# EXERCISE INPUTS

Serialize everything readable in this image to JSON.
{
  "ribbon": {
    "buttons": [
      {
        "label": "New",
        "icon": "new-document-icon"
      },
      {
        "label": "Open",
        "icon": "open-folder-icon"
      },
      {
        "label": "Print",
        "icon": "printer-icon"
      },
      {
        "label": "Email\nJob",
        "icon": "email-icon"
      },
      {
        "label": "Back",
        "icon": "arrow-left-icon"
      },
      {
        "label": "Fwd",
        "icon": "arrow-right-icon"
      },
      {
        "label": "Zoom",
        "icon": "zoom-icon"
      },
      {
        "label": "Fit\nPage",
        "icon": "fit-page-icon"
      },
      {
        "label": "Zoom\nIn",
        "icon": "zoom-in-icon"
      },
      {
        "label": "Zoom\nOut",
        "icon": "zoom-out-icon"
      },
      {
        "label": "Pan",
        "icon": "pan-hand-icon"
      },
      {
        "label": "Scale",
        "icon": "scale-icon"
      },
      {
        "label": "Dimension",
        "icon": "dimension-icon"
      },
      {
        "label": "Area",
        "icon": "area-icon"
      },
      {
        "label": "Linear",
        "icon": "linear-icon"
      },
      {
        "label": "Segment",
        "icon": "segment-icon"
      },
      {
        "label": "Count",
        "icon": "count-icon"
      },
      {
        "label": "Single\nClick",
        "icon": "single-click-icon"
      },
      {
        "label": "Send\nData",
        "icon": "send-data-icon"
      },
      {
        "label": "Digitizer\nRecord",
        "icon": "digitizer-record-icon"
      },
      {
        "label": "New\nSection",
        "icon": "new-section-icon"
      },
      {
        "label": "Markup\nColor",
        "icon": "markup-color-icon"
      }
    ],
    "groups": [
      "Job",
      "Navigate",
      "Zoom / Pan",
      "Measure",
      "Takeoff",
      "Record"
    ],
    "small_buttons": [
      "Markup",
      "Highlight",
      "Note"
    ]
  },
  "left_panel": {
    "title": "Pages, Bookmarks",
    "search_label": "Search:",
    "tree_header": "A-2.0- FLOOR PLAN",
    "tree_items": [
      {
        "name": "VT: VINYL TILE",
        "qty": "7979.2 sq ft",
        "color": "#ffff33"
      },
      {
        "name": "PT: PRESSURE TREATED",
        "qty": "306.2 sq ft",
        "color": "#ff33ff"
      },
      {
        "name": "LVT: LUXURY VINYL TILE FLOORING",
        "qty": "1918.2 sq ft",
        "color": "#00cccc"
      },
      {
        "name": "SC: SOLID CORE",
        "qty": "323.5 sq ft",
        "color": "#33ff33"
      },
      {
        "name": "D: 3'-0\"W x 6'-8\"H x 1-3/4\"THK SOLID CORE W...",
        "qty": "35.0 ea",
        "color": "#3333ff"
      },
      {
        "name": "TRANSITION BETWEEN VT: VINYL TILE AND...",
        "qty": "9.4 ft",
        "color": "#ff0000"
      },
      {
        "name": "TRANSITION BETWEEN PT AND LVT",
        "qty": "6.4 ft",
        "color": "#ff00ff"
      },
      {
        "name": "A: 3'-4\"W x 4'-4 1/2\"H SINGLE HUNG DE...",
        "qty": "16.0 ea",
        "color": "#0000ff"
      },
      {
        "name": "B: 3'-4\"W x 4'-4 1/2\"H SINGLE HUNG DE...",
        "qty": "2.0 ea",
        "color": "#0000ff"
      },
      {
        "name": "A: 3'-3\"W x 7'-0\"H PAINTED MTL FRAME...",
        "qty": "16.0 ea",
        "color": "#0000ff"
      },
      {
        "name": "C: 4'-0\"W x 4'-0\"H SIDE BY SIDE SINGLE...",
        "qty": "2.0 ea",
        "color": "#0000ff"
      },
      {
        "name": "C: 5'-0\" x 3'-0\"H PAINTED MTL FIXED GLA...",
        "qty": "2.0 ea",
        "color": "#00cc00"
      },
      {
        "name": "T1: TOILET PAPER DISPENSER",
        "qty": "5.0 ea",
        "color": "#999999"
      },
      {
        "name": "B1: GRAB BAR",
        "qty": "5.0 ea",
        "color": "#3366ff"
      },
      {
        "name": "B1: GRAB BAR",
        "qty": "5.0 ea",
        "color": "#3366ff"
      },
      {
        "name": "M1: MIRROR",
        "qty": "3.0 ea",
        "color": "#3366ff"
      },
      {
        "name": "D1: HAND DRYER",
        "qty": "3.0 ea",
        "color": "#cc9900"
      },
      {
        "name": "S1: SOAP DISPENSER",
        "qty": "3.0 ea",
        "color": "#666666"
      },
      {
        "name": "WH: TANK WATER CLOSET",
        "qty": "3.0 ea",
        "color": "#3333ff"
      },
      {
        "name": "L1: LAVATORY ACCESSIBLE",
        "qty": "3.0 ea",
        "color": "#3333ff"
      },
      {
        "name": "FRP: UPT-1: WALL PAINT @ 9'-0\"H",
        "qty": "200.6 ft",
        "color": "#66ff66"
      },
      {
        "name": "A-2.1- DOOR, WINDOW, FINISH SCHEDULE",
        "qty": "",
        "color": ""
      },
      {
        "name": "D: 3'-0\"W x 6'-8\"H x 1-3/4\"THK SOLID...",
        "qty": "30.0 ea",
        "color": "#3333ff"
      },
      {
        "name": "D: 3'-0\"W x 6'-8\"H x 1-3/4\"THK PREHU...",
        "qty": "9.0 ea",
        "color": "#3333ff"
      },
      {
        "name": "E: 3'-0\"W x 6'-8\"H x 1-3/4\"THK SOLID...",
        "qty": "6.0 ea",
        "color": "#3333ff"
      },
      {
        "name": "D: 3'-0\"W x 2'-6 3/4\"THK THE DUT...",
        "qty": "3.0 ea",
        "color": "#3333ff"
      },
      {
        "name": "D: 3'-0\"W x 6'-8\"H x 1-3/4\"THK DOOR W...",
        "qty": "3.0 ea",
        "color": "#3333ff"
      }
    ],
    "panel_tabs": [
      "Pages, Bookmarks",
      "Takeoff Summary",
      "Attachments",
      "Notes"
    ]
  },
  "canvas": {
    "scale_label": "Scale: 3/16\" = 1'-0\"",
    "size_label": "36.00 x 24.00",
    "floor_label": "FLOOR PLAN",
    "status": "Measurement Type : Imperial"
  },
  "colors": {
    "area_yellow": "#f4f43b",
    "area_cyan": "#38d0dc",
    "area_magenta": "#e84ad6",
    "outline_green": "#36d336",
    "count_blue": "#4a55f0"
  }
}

# WRITTEN INSTRUCTION
All of the records must be retyped exactly as they are.

# EXERCISE RESPONSE
Serialize everything readable in this image to JSON.
{
  "ribbon": {
    "buttons": [
      {
        "label": "New",
        "icon": "new-document-icon"
      },
      {
        "label": "Open",
        "icon": "open-folder-icon"
      },
      {
        "label": "Print",
        "icon": "printer-icon"
      },
      {
        "label": "Email\nJob",
        "icon": "email-icon"
      },
      {
        "label": "Back",
        "icon": "arrow-left-icon"
      },
      {
        "label": "Fwd",
        "icon": "arrow-right-icon"
      },
      {
        "label": "Zoom",
        "icon": "zoom-icon"
      },
      {
        "label": "Fit\nPage",
        "icon": "fit-page-icon"
      },
      {
        "label": "Zoom\nIn",
        "icon": "zoom-in-icon"
      },
      {
        "label": "Zoom\nOut",
        "icon": "zoom-out-icon"
      },
      {
        "label": "Pan",
        "icon": "pan-hand-icon"
      },
      {
        "label": "Scale",
        "icon": "scale-icon"
      },
      {
        "label": "Dimension",
        "icon": "dimension-icon"
      },
      {
        "label": "Area",
        "icon": "area-icon"
      },
      {
        "label": "Linear",
        "icon": "linear-icon"
      },
      {
        "label": "Segment",
        "icon": "segment-icon"
      },
      {
        "label": "Count",
        "icon": "count-icon"
      },
      {
        "label": "Single\nClick",
        "icon": "single-click-icon"
      },
      {
        "label": "Send\nData",
        "icon": "send-data-icon"
      },
      {
        "label": "Digitizer\nRecord",
        "icon": "digitizer-record-icon"
      },
      {
        "label": "New\nSection",
        "icon": "new-section-icon"
      },
      {
        "label": "Markup\nColor",
        "icon": "markup-color-icon"
      }
    ],
    "groups": [
      "Job",
      "Navigate",
      "Zoom / Pan",
      "Measure",
      "Takeoff",
      "Record"
    ],
    "small_buttons": [
      "Markup",
      "Highlight",
      "Note"
    ]
  },
  "left_panel": {
    "title": "Pages, Bookmarks",
    "search_label": "Search:",
    "tree_header": "A-2.0- FLOOR PLAN",
    "tree_items": [
      {
        "name": "VT: VINYL TILE",
        "qty": "7979.2 sq ft",
        "color": "#ffff33"
      },
      {
        "name": "PT: PRESSURE TREATED",
        "qty": "306.2 sq ft",
        "color": "#ff33ff"
      },
      {
        "name": "LVT: LUXURY VINYL TILE FLOORING",
        "qty": "1918.2 sq ft",
        "color": "#00cccc"
      },
      {
        "name": "SC: SOLID CORE",
        "qty": "323.5 sq ft",
        "color": "#33ff33"
      },
      {
        "name": "D: 3'-0\"W x 6'-8\"H x 1-3/4\"THK SOLID CORE W...",
        "qty": "35.0 ea",
        "color": "#3333ff"
      },
      {
        "name": "TRANSITION BETWEEN VT: VINYL TILE AND...",
        "qty": "9.4 ft",
        "color": "#ff0000"
      },
      {
        "name": "TRANSITION BETWEEN PT AND LVT",
        "qty": "6.4 ft",
        "color": "#ff00ff"
      },
      {
        "name": "A: 3'-4\"W x 4'-4 1/2\"H SINGLE HUNG DE...",
        "qty": "16.0 ea",
        "color": "#0000ff"
      },
      {
        "name": "B: 3'-4\"W x 4'-4 1/2\"H SINGLE HUNG DE...",
        "qty": "2.0 ea",
        "color": "#0000ff"
      },
      {
        "name": "A: 3'-3\"W x 7'-0\"H PAINTED MTL FRAME...",
        "qty": "16.0 ea",
        "color": "#0000ff"
      },
      {
        "name": "C: 4'-0\"W x 4'-0\"H SIDE BY SIDE SINGLE...",
        "qty": "2.0 ea",
        "color": "#0000ff"
      },
      {
        "name": "C: 5'-0\" x 3'-0\"H PAINTED MTL FIXED GLA...",
        "qty": "2.0 ea",
        "color": "#00cc00"
      },
      {
        "name": "T1: TOILET PAPER DISPENSER",
        "qty": "5.0 ea",
        "color": "#999999"
      },
      {
        "name": "B1: GRAB BAR",
        "qty": "5.0 ea",
        "color": "#3366ff"
      },
      {
        "name": "B1: GRAB BAR",
        "qty": "5.0 ea",
        "color": "#3366ff"
      },
      {
        "name": "M1: MIRROR",
        "qty": "3.0 ea",
        "color": "#3366ff"
      },
      {
        "name": "D1: HAND DRYER",
        "qty": "3.0 ea",
        "color": "#cc9900"
      },
      {
        "name": "S1: SOAP DISPENSER",
        "qty": "3.0 ea",
        "color": "#666666"
      },
      {
        "name": "WH: TANK WATER CLOSET",
        "qty": "3.0 ea",
        "color": "#3333ff"
      },
      {
        "name": "L1: LAVATORY ACCESSIBLE",
        "qty": "3.0 ea",
        "color": "#3333ff"
      },
      {
        "name": "FRP: UPT-1: WALL PAINT @ 9'-0\"H",
        "qty": "200.6 ft",
        "color": "#66ff66"
      },
      {
        "name": "A-2.1- DOOR, WINDOW, FINISH SCHEDULE",
        "qty": "",
        "color": ""
      },
      {
        "name": "D: 3'-0\"W x 6'-8\"H x 1-3/4\"THK SOLID...",
        "qty": "30.0 ea",
        "color": "#3333ff"
      },
      {
        "name": "D: 3'-0\"W x 6'-8\"H x 1-3/4\"THK PREHU...",
        "qty": "9.0 ea",
        "color": "#3333ff"
      },
      {
        "name": "E: 3'-0\"W x 6'-8\"H x 1-3/4\"THK SOLID...",
        "qty": "6.0 ea",
        "color": "#3333ff"
      },
      {
        "name": "D: 3'-0\"W x 2'-6 3/4\"THK THE DUT...",
        "qty": "3.0 ea",
        "color": "#3333ff"
      },
      {
        "name": "D: 3'-0\"W x 6'-8\"H x 1-3/4\"THK DOOR W...",
        "qty": "3.0 ea",
        "color": "#3333ff"
      }
    ],
    "panel_tabs": [
      "Pages, Bookmarks",
      "Takeoff Summary",
      "Attachments",
      "Notes"
    ]
  },
  "canvas": {
    "scale_label": "Scale: 3/16\" = 1'-0\"",
    "size_label": "36.00 x 24.00",
    "floor_label": "FLOOR PLAN",
    "status": "Measurement Type : Imperial"
  },
  "colors": {
    "area_yellow": "#f4f43b",
    "area_cyan": "#38d0dc",
    "area_magenta": "#e84ad6",
    "outline_green": "#36d336",
    "count_blue": "#4a55f0"
  }
}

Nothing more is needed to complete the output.